Using the data below, copy out all lines with the word "children".

[Stored records]
• • •
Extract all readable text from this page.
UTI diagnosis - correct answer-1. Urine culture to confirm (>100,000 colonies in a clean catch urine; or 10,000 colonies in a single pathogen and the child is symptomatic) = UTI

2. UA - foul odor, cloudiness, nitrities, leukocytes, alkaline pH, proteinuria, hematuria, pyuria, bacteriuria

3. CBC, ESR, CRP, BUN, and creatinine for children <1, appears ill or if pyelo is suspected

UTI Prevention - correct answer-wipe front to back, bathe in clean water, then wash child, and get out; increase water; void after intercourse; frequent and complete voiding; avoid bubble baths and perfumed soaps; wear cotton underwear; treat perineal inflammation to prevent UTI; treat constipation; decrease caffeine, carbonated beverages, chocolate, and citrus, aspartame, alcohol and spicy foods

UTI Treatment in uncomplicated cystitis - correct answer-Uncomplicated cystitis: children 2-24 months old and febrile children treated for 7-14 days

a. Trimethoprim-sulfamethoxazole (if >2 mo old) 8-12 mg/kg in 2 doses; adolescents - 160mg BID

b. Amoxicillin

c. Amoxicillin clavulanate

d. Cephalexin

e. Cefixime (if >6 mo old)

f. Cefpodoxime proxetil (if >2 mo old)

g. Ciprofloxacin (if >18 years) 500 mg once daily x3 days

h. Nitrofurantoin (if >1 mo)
• • •
> Response area
3. CBC, ESR, CRP, BUN, and creatinine for children <1, appears ill or if pyelo is suspected
UTI Treatment in uncomplicated cystitis - correct answer-Uncomplicated cystitis: children 2-24 months old and febrile children treated for 7-14 days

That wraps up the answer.